▶ MATERIAL PROVIDED

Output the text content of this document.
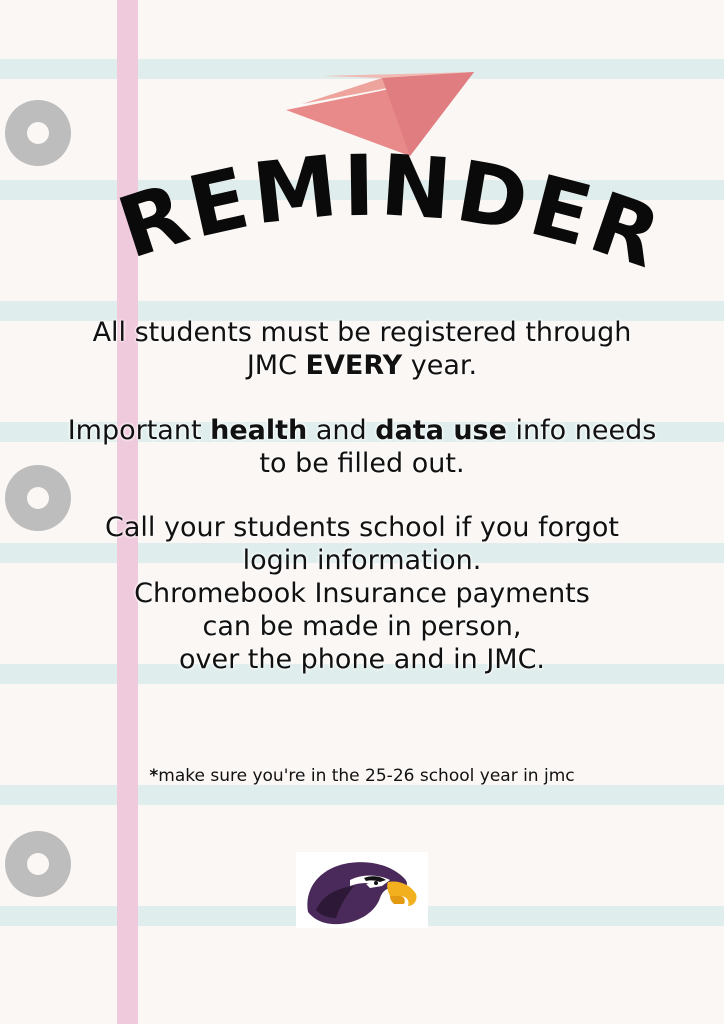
REMINDER
All students must be registered through
JMC EVERY year.
Important health and data use info needs
to be filled out.
Call your students school if you forgot
login information.
Chromebook Insurance payments
can be made in person,
over the phone and in JMC.
*make sure you're in the 25-26 school year in jmc
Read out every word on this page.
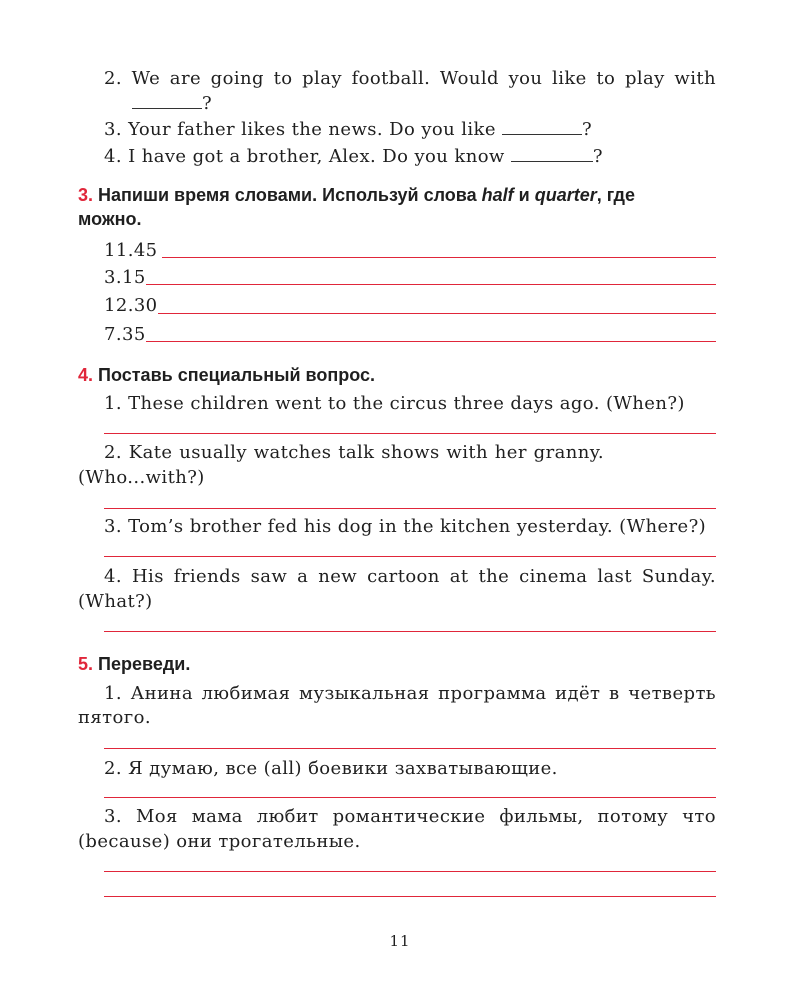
2. We are going to play football. Would you like to play with
?
3. Your father likes the news. Do you like	?
4. I have got a brother, Alex. Do you know	?
3. Напиши время словами. Используй слова half и quarter, где
можно.
11.45
3.15
12.30
7.35
4. Поставь специальный вопрос.
1. These children went to the circus three days ago. (When?)
2. Kate usually watches talk shows with her granny.
(Who...with?)
3. Tom’s brother fed his dog in the kitchen yesterday. (Where?)
4. His friends saw a new cartoon at the cinema last Sunday.
(What?)
5. Переведи.
1. Анина любимая музыкальная программа идёт в четверть
пятого.
2. Я думаю, все (all) боевики захватывающие.
3. Моя мама любит романтические фильмы, потому что
(because) они трогательные.
11
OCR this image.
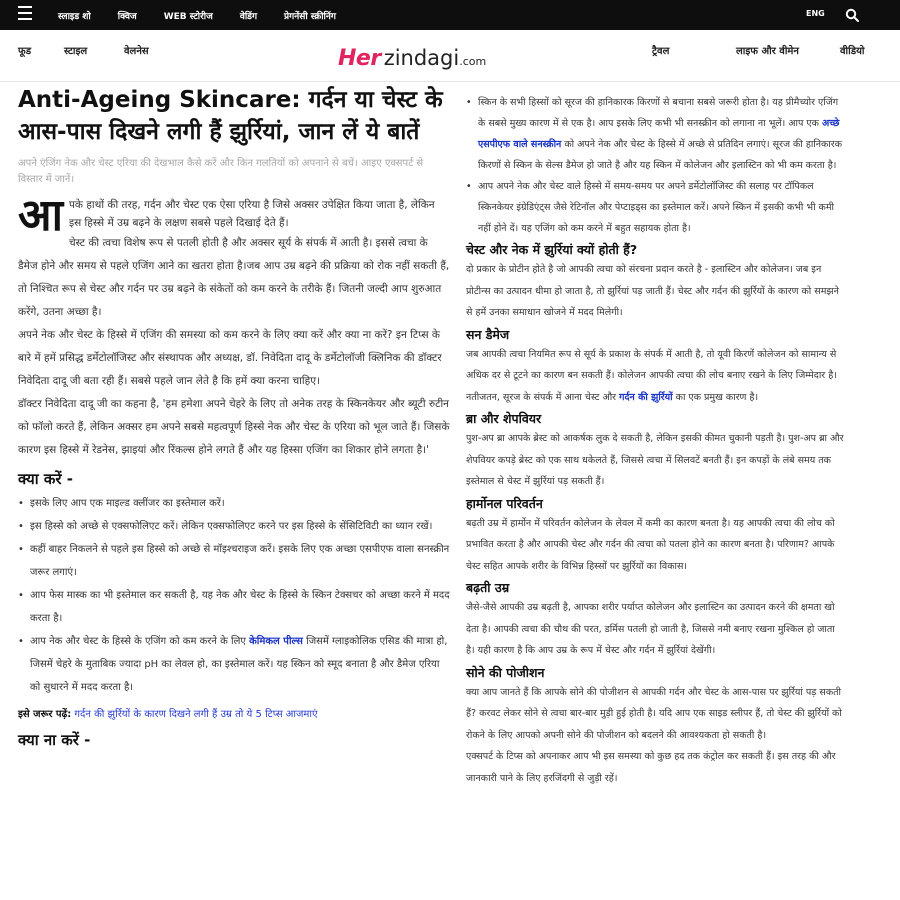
स्लाइड शो	क्विज	WEB स्टोरीज	वेडिंग	प्रेगनेंसी स्क्रीनिंग	ENG
फूड	स्टाइल	वेलनेस	Her zindagi.com
ट्रैवल	लाइफ और वीमेन	वीडियो
Anti-Ageing Skincare: गर्दन या चेस्ट के आस-पास दिखने लगी हैं झुर्रियां, जान लें ये बातें

अपने एंजिंग नेक और चेस्ट एरिया की देखभाल कैसे करें और किन गलतियों को अपनाने से बचें। आइए एक्सपर्ट से विस्तार में जानें।

आ पके हाथों की तरह, गर्दन और चेस्ट एक ऐसा एरिया है जिसे अक्सर उपेक्षित किया जाता है, लेकिन इस हिस्से में उम्र बढ़ने के लक्षण सबसे पहले दिखाई देते हैं।

चेस्ट की त्वचा विशेष रूप से पतली होती है और अक्सर सूर्य के संपर्क में आती है। इससे त्वचा के डैमेज होने और समय से पहले एजिंग आने का खतरा होता है।जब आप उम्र बढ़ने की प्रक्रिया को रोक नहीं सकती हैं, तो निश्चित रूप से चेस्ट और गर्दन पर उम्र बढ़ने के संकेतों को कम करने के तरीके हैं। जितनी जल्दी आप शुरुआत करेंगे, उतना अच्छा है।

अपने नेक और चेस्ट के हिस्से में एजिंग की समस्या को कम करने के लिए क्या करें और क्या ना करें? इन टिप्स के बारे में हमें प्रसिद्ध डर्मेटोलॉजिस्ट और संस्थापक और अध्यक्ष, डॉ. निवेदिता दादू के डर्मेटोलॉजी क्लिनिक की डॉक्टर निवेदिता दादू जी बता रही हैं। सबसे पहले जान लेते है कि हमें क्या करना चाहिए।

डॉक्टर निवेदिता दादू जी का कहना है, 'हम हमेशा अपने चेहरे के लिए तो अनेक तरह के स्किनकेयर और ब्यूटी रुटीन को फॉलो करते हैं, लेकिन अक्सर हम अपने सबसे महत्वपूर्ण हिस्से नेक और चेस्ट के एरिया को भूल जाते हैं। जिसके कारण इस हिस्से में रेडनेस, झाइयां और रिंकल्स होने लगते हैं और यह हिस्सा एजिंग का शिकार होने लगता है।'

क्या करें -
• इसके लिए आप एक माइल्ड क्लींजर का इस्तेमाल करें।
• इस हिस्से को अच्छे से एक्सफोलिएट करें। लेकिन एक्सफोलिएट करने पर इस हिस्से के सेंसिटिविटी का ध्यान रखें।
• कहीं बाहर निकलने से पहले इस हिस्से को अच्छे से मॉइश्चराइज करें। इसके लिए एक अच्छा एसपीएफ वाला सनस्क्रीन जरूर लगाएं।
• आप फेस मास्क का भी इस्तेमाल कर सकती है, यह नेक और चेस्ट के हिस्से के स्किन टेक्सचर को अच्छा करने में मदद करता है।
• आप नेक और चेस्ट के हिस्से के एजिंग को कम करने के लिए केमिकल पील्स जिसमें ग्लाइकोलिक एसिड की मात्रा हो, जिसमें चेहरे के मुताबिक ज्यादा pH का लेवल हो, का इस्तेमाल करें। यह स्किन को स्मूद बनाता है और डैमेज एरिया को सुधारने में मदद करता है।

इसे जरूर पढ़ें: गर्दन की झुर्रियों के कारण दिखने लगी हैं उम्र तो ये 5 टिप्स आजमाएं

क्या ना करें -
• स्किन के सभी हिस्सों को सूरज की हानिकारक किरणों से बचाना सबसे जरूरी होता है। यह प्रीमैच्योर एजिंग के सबसे मुख्य कारण में से एक है। आप इसके लिए कभी भी सनस्क्रीन को लगाना ना भूलें। आप एक अच्छे एसपीएफ वाले सनस्क्रीन को अपने नेक और चेस्ट के हिस्से में अच्छे से प्रतिदिन लगाएं। सूरज की हानिकारक किरणों से स्किन के सेल्स डैमेज हो जाते है और यह स्किन में कोलेजन और इलास्टिन को भी कम करता है।
• आप अपने नेक और चेस्ट वाले हिस्से में समय-समय पर अपने डर्मेटोलॉजिस्ट की सलाह पर टॉपिकल स्किनकेयर इंग्रेडिएंट्स जैसे रेटिनॉल और पेप्टाइड्स का इस्तेमाल करें। अपने स्किन में इसकी कभी भी कमी नहीं होने दें। यह एजिंग को कम करने में बहुत सहायक होता है।
चेस्ट और नेक में झुर्रियां क्यों होती हैं?

दो प्रकार के प्रोटीन होते है जो आपकी त्वचा को संरचना प्रदान करते है - इलास्टिन और कोलेजन। जब इन प्रोटीन्स का उत्पादन धीमा हो जाता है, तो झुर्रियां पड़ जाती हैं। चेस्ट और गर्दन की झुर्रियों के कारण को समझने से हमें उनका समाधान खोजने में मदद मिलेगी।

सन डैमेज

जब आपकी त्वचा नियमित रूप से सूर्य के प्रकाश के संपर्क में आती है, तो यूवी किरणें कोलेजन को सामान्य से अधिक दर से टूटने का कारण बन सकती हैं। कोलेजन आपकी त्वचा की लोच बनाए रखने के लिए जिम्मेदार है। नतीजतन, सूरज के संपर्क में आना चेस्ट और गर्दन की झुर्रियों का एक प्रमुख कारण है।

ब्रा और शेपवियर

पुश-अप ब्रा आपके ब्रेस्ट को आकर्षक लुक दे सकती है, लेकिन इसकी कीमत चुकानी पड़ती है। पुश-अप ब्रा और शेपवियर कपड़े ब्रेस्ट को एक साथ धकेलते हैं, जिससे त्वचा में सिलवटें बनती हैं। इन कपड़ों के लंबे समय तक इस्तेमाल से चेस्ट में झुर्रियां पड़ सकती हैं।

हार्मोनल परिवर्तन

बढ़ती उम्र में हार्मोन में परिवर्तन कोलेजन के लेवल में कमी का कारण बनता है। यह आपकी त्वचा की लोच को प्रभावित करता है और आपकी चेस्ट और गर्दन की त्वचा को पतला होने का कारण बनता है। परिणाम? आपके चेस्ट सहित आपके शरीर के विभिन्न हिस्सों पर झुर्रियों का विकास।

बढ़ती उम्र

जैसे-जैसे आपकी उम्र बढ़ती है, आपका शरीर पर्याप्त कोलेजन और इलास्टिन का उत्पादन करने की क्षमता खो देता है। आपकी त्वचा की चौथ की परत, डर्मिस पतली हो जाती है, जिससे नमी बनाए रखना मुश्किल हो जाता है। यही कारण है कि आप उम्र के रूप में चेस्ट और गर्दन में झुर्रियां देखेंगी।

सोने की पोजीशन

क्या आप जानते हैं कि आपके सोने की पोजीशन से आपकी गर्दन और चेस्ट के आस-पास पर झुर्रियां पड़ सकती हैं? करवट लेकर सोने से त्वचा बार-बार मुड़ी हुई होती है। यदि आप एक साइड स्लीपर हैं, तो चेस्ट की झुर्रियों को रोकने के लिए आपको अपनी सोने की पोजीशन को बदलने की आवश्यकता हो सकती है।

एक्सपर्ट के टिप्स को अपनाकर आप भी इस समस्या को कुछ हद तक कंट्रोल कर सकती हैं। इस तरह की और जानकारी पाने के लिए हरजिंदगी से जुड़ी रहें।
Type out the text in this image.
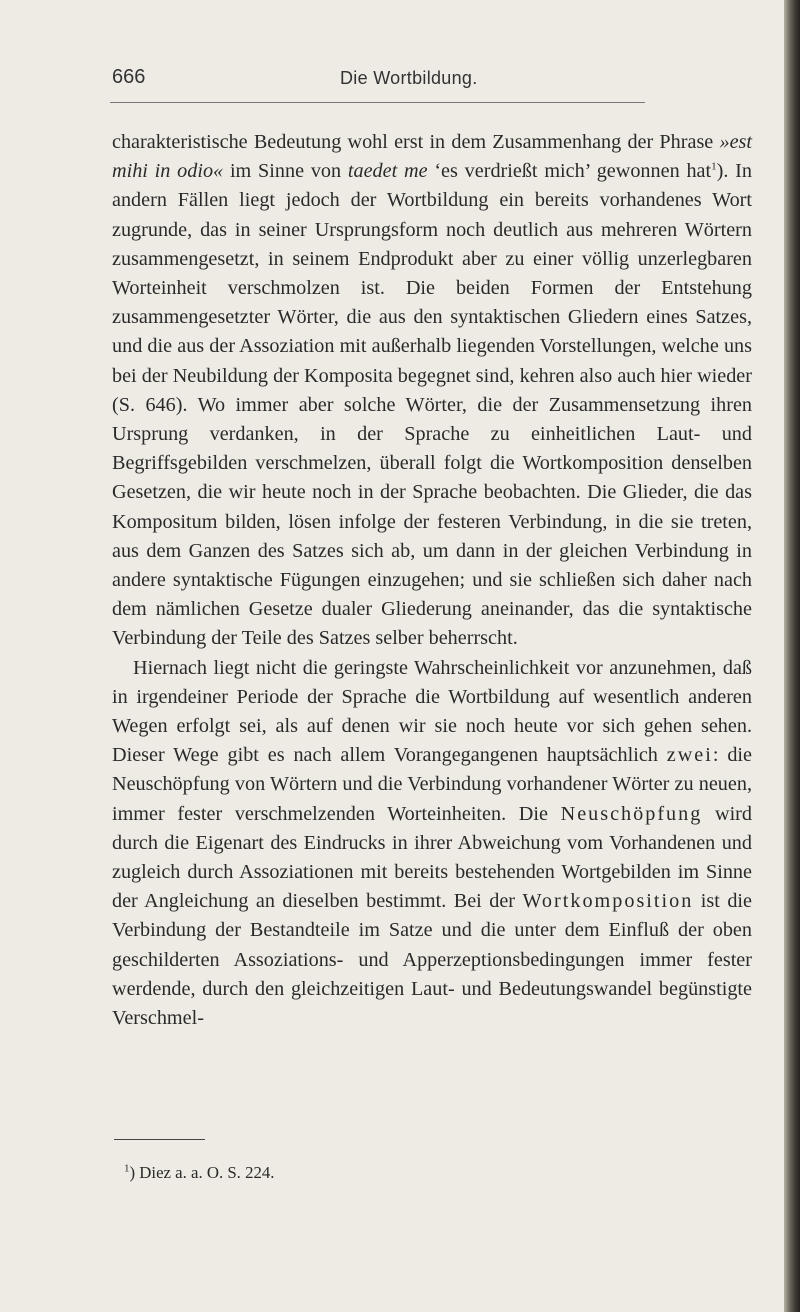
666	Die Wortbildung.

charakteristische Bedeutung wohl erst in dem Zusammenhang der Phrase »est mihi in odio« im Sinne von taedet me ‘es verdrießt mich’ gewonnen hat$^1$). In andern Fällen liegt jedoch der Wortbildung ein bereits vorhandenes Wort zugrunde, das in seiner Ursprungsform noch deutlich aus mehreren Wörtern zusammengesetzt, in seinem Endprodukt aber zu einer völlig unzerlegbaren Worteinheit verschmolzen ist. Die beiden Formen der Entstehung zusammengesetzter Wörter, die aus den syntaktischen Gliedern eines Satzes, und die aus der Assoziation mit außerhalb liegenden Vorstellungen, welche uns bei der Neubildung der Komposita begegnet sind, kehren also auch hier wieder (S. 646). Wo immer aber solche Wörter, die der Zusammensetzung ihren Ursprung verdanken, in der Sprache zu einheitlichen Laut- und Begriffsgebilden verschmelzen, überall folgt die Wortkomposition denselben Gesetzen, die wir heute noch in der Sprache beobachten. Die Glieder, die das Kompositum bilden, lösen infolge der festeren Verbindung, in die sie treten, aus dem Ganzen des Satzes sich ab, um dann in der gleichen Verbindung in andere syntaktische Fügungen einzugehen; und sie schließen sich daher nach dem nämlichen Gesetze dualer Gliederung aneinander, das die syntaktische Verbindung der Teile des Satzes selber beherrscht.

Hiernach liegt nicht die geringste Wahrscheinlichkeit vor anzunehmen, daß in irgendeiner Periode der Sprache die Wortbildung auf wesentlich anderen Wegen erfolgt sei, als auf denen wir sie noch heute vor sich gehen sehen. Dieser Wege gibt es nach allem Vorangegangenen hauptsächlich zwei: die Neuschöpfung von Wörtern und die Verbindung vorhandener Wörter zu neuen, immer fester verschmelzenden Worteinheiten. Die Neuschöpfung wird durch die Eigenart des Eindrucks in ihrer Abweichung vom Vorhandenen und zugleich durch Assoziationen mit bereits bestehenden Wortgebilden im Sinne der Angleichung an dieselben bestimmt. Bei der Wortkomposition ist die Verbindung der Bestandteile im Satze und die unter dem Einfluß der oben geschilderten Assoziations- und Apperzeptionsbedingungen immer fester werdende, durch den gleichzeitigen Laut- und Bedeutungswandel begünstigte Verschmel-

$^1$) Diez a. a. O. S. 224.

▶ THE EXERCISE
Tally the lines holding the string "students" and give only the count.

▶ THE SOLUTION
2